Requirements — Identify each line below that contains the word "JSON", and copy it out.

===============

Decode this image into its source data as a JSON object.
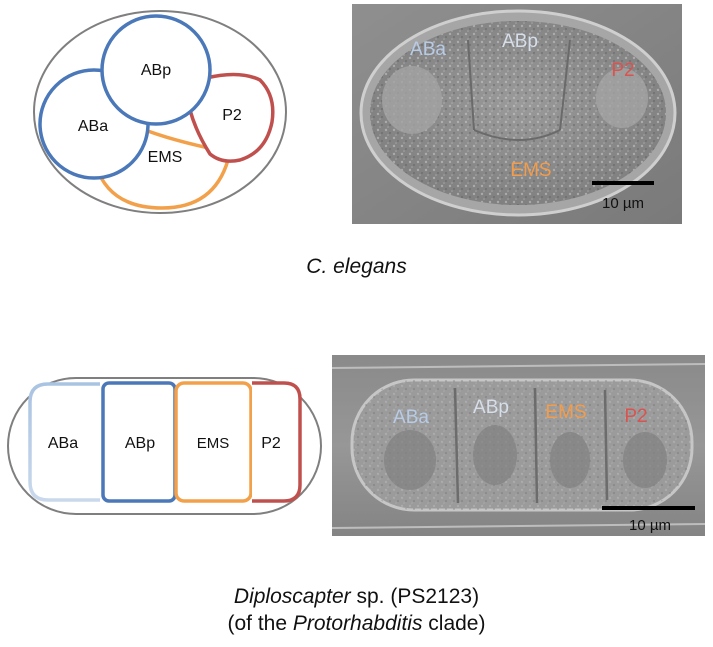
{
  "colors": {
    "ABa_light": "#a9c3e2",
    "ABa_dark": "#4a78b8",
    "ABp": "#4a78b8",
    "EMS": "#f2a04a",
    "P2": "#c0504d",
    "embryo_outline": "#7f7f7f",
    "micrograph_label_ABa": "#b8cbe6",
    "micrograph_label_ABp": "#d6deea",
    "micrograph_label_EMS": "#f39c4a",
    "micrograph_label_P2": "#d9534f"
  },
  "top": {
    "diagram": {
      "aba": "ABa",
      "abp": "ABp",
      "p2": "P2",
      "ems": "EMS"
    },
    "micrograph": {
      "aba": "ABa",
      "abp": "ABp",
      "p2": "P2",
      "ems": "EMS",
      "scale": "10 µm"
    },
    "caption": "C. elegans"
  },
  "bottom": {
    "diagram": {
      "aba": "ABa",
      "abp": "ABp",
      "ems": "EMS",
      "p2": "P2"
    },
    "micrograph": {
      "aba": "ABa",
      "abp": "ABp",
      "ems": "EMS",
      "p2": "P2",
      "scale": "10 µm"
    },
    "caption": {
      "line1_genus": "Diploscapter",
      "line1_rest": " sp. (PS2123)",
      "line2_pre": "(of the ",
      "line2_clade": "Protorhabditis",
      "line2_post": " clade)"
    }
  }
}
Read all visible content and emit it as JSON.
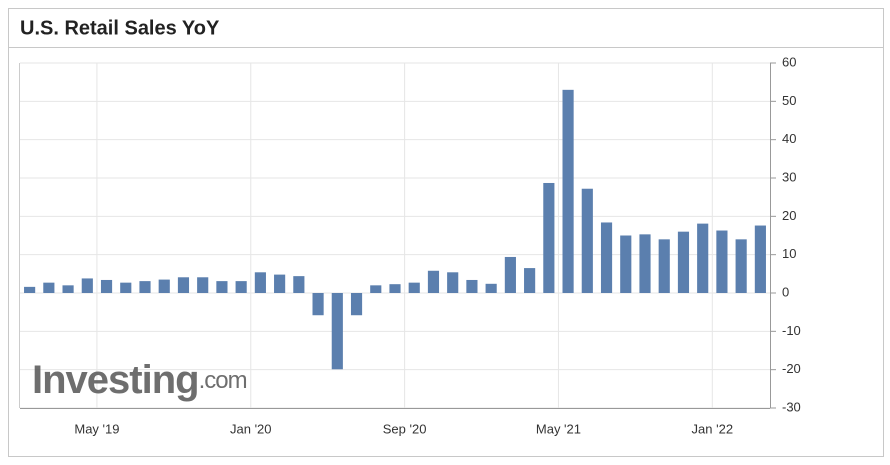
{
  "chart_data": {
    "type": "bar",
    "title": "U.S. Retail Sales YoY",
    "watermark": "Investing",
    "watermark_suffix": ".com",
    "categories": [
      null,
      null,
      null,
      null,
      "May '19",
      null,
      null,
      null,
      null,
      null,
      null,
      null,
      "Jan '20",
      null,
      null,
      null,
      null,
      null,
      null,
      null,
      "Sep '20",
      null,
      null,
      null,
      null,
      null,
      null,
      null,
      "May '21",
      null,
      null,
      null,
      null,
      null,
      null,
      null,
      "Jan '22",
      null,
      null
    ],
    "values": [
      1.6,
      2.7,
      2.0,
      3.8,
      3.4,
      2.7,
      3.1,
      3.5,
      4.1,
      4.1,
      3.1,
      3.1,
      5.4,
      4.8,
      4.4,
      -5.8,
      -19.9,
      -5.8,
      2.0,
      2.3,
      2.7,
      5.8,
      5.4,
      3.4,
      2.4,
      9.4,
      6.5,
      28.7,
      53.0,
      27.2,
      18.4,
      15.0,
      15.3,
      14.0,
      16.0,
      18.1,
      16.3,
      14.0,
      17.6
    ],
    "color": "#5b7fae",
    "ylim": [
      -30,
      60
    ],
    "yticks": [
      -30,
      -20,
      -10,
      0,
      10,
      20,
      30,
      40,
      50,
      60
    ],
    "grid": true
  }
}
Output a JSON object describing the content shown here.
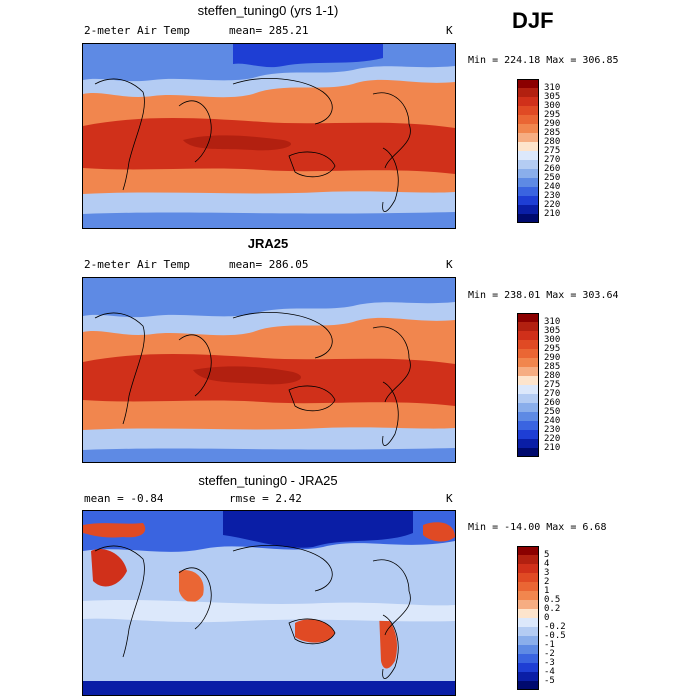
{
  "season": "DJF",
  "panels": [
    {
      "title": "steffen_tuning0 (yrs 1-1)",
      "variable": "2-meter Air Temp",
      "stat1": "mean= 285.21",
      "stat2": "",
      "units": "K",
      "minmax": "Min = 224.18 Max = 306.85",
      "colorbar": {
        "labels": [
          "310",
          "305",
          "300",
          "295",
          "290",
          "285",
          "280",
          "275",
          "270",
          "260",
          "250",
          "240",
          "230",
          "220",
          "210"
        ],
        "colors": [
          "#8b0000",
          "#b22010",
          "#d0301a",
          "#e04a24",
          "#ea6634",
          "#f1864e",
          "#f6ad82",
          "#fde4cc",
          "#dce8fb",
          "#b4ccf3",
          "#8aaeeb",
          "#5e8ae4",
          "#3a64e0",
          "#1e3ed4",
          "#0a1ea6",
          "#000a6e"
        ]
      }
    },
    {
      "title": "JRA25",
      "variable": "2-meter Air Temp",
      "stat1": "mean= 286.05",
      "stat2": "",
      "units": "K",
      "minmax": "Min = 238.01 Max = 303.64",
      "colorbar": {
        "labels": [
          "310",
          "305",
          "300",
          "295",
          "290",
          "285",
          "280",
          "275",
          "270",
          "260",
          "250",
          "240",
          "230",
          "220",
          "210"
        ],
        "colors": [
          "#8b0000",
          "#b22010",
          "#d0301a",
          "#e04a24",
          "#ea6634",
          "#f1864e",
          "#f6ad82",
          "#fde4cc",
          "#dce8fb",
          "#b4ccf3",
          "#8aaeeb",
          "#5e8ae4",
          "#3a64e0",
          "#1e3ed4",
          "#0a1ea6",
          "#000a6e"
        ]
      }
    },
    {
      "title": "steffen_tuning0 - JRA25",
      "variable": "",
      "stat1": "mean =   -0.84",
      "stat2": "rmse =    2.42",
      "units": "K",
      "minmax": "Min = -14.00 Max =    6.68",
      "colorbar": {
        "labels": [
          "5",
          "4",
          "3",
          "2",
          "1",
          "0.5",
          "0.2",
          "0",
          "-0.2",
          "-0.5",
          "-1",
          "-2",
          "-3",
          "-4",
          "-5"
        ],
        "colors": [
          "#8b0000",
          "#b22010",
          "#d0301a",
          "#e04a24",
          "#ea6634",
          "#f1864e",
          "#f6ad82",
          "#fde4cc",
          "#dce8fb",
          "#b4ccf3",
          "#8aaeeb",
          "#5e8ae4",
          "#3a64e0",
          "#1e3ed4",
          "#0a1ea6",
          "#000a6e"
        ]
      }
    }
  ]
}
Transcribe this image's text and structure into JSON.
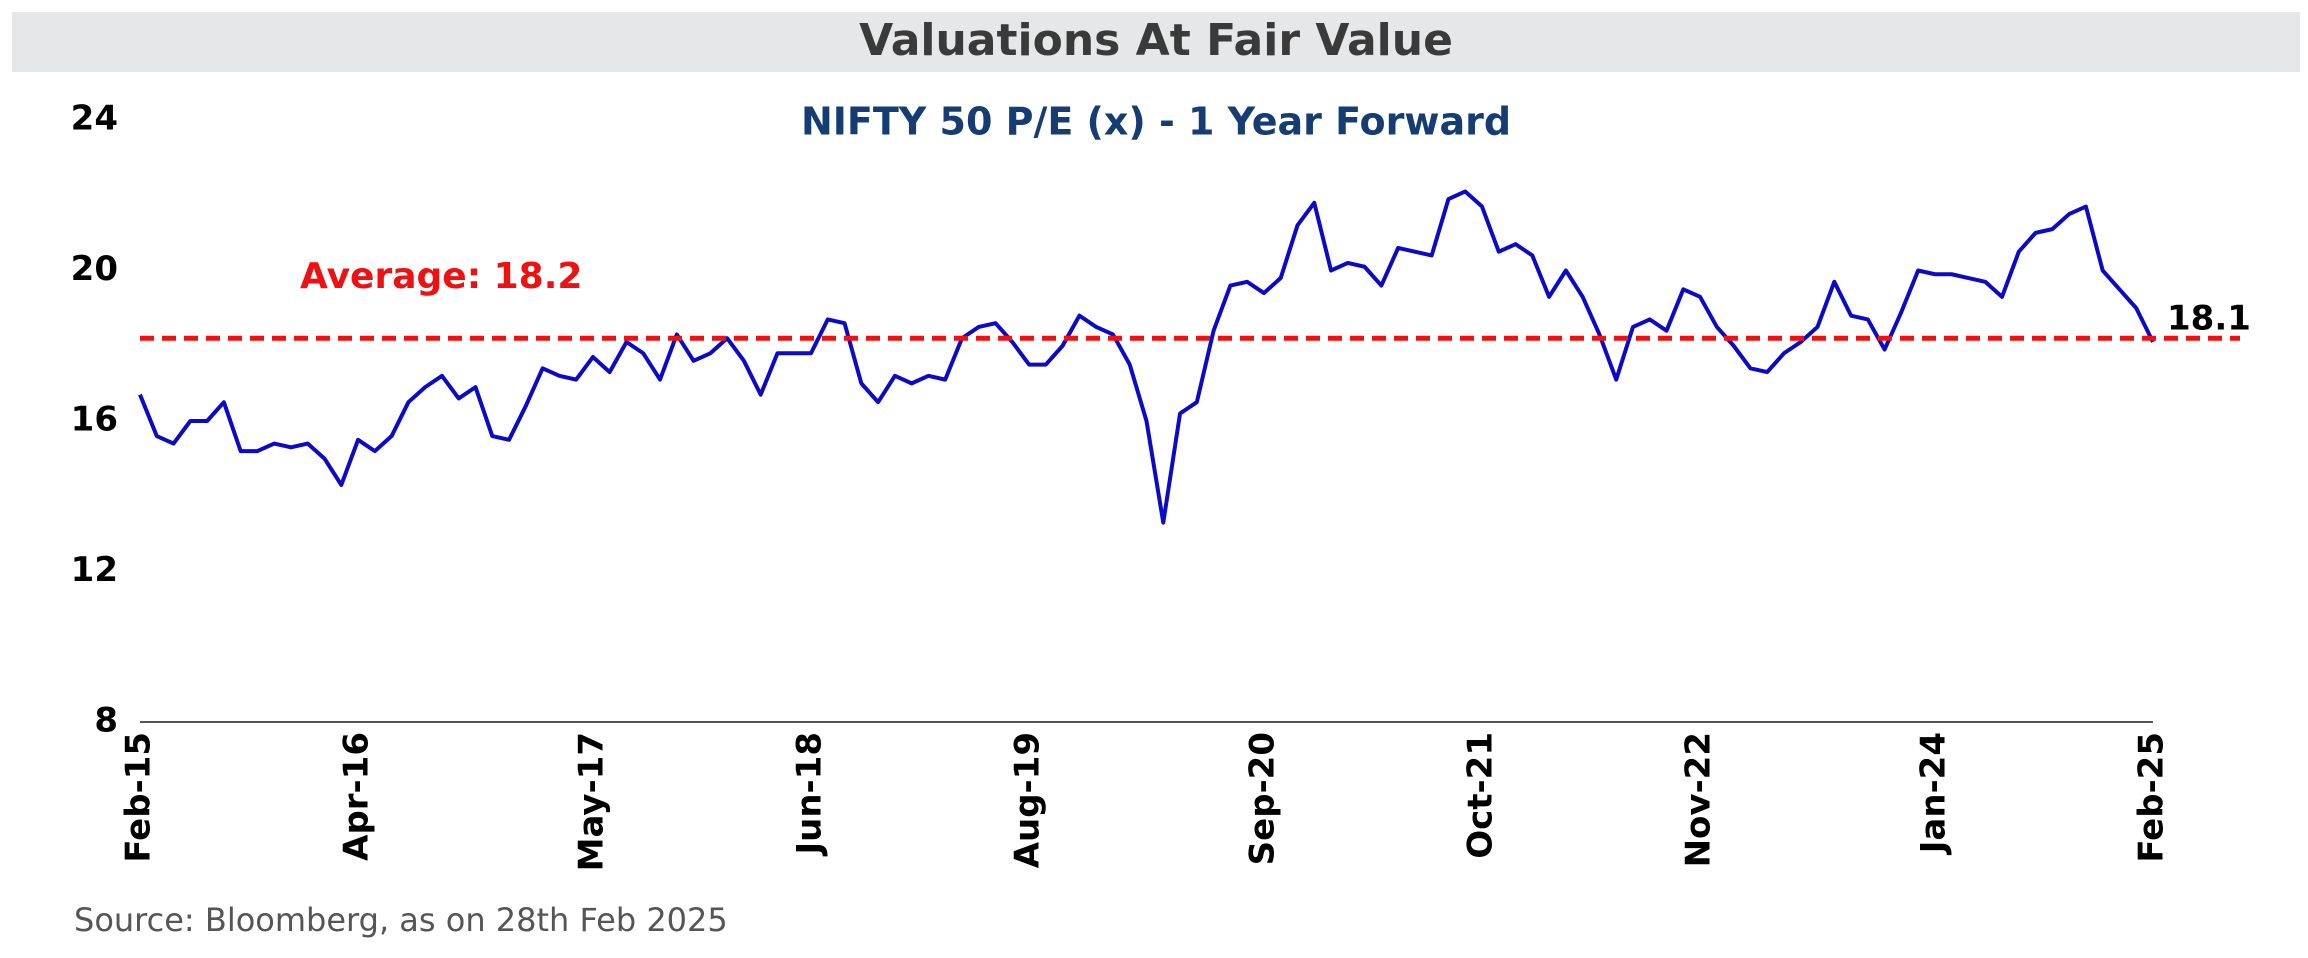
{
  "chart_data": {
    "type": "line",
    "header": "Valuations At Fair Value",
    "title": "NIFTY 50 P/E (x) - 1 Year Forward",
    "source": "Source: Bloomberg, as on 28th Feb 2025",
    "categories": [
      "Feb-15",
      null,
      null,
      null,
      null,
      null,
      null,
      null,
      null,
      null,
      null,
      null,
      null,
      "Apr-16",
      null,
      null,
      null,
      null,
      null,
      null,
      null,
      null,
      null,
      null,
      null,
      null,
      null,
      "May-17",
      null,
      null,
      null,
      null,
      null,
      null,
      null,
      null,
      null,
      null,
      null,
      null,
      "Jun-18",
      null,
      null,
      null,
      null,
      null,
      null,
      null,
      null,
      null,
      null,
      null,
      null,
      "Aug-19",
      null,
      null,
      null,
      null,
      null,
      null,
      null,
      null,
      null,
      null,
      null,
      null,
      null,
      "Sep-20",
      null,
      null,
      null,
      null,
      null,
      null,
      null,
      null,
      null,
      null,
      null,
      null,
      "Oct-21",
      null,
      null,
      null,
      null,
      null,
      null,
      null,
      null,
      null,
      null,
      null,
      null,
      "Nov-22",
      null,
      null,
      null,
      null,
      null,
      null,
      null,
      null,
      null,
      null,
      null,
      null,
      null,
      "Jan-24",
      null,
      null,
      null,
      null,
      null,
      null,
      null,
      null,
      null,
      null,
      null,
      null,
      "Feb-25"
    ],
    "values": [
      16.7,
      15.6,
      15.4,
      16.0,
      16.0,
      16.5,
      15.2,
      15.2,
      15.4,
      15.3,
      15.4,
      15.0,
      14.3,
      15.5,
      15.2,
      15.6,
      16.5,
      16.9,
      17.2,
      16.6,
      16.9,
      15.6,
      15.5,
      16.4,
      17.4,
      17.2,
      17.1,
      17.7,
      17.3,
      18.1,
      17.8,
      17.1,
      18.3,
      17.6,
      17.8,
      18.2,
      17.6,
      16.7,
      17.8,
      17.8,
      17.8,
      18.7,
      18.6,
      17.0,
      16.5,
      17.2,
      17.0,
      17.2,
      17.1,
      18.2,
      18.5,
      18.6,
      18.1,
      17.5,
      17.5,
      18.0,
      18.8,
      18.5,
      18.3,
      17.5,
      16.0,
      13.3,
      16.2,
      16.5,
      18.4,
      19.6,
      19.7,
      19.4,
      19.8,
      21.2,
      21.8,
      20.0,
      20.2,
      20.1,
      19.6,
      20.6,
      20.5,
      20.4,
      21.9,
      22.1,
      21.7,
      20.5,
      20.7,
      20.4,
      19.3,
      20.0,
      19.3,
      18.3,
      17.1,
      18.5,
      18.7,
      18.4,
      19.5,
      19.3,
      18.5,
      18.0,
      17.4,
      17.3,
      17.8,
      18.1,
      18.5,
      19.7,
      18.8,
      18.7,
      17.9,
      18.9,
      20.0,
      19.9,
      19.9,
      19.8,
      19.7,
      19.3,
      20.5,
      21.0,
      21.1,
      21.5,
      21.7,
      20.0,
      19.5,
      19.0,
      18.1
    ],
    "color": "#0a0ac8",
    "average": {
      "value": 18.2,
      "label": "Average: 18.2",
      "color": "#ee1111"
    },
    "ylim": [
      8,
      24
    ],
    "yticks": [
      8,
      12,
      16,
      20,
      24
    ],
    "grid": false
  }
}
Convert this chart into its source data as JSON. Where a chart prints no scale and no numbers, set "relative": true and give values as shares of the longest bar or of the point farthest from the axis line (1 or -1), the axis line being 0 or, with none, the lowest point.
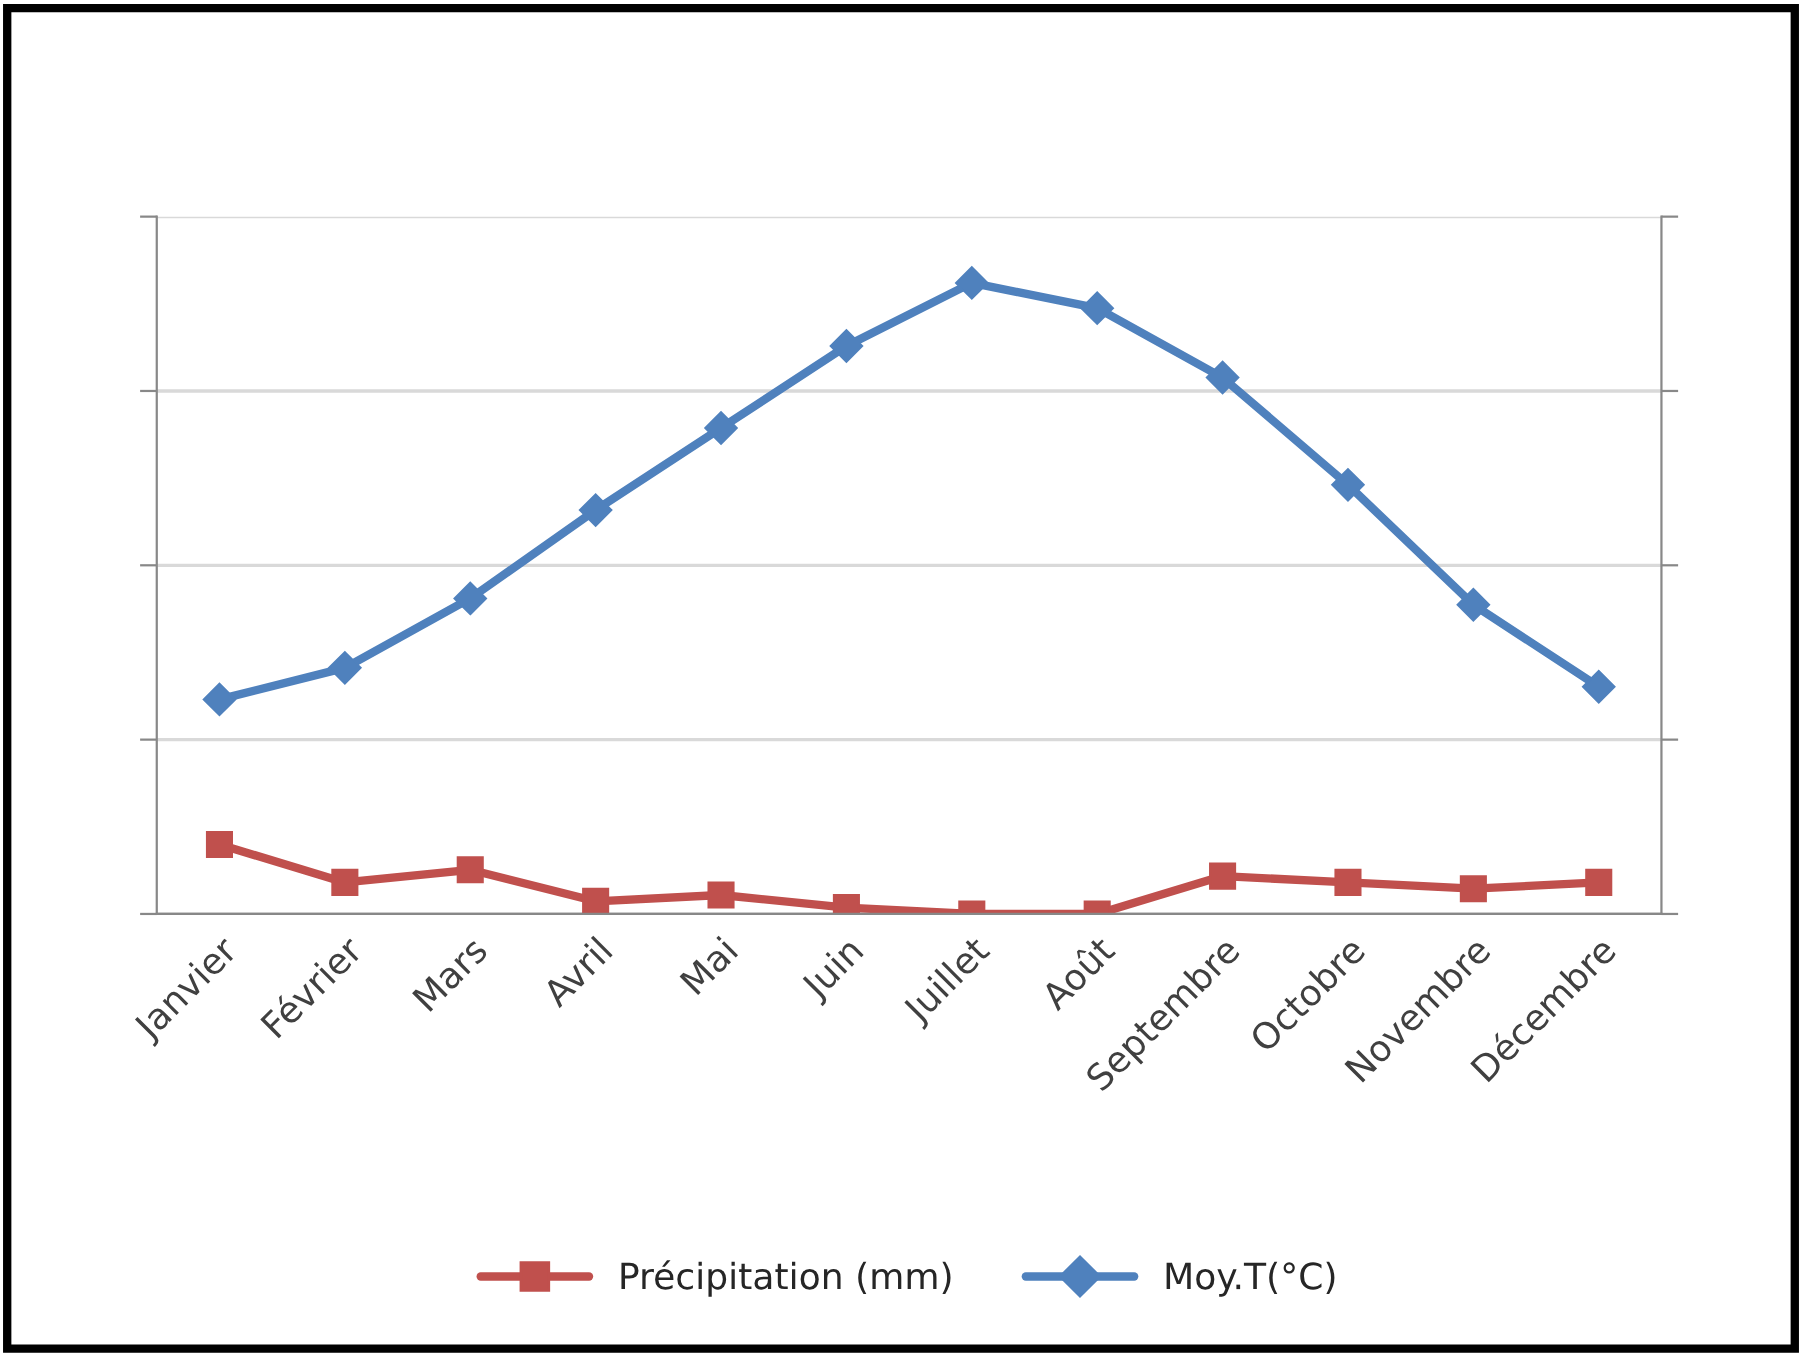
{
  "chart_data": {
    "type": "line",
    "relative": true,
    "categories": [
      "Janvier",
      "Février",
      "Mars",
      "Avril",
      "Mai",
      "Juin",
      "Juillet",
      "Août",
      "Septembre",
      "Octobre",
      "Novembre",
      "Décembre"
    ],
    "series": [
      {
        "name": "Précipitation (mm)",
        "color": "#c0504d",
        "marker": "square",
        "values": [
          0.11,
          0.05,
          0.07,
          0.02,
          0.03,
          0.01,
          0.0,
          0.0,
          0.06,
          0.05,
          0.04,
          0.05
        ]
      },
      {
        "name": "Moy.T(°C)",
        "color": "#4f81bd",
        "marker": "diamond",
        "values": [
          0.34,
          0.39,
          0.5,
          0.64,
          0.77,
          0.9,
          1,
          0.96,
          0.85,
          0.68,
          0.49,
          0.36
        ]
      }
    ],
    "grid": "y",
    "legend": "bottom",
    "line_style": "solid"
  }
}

===============

Right answer —
Decode this image into its source data as a JSON object.
Read all visible content and emit it as JSON.
Output a JSON object describing the content shown here.
Transcribe this image's text and structure into JSON.
Convert this chart into its source data as JSON. Where a chart prints no scale and no numbers, set "relative": true and give values as shares of the longest bar or of the point farthest from the axis line (1 or -1), the axis line being 0 or, with none, the lowest point.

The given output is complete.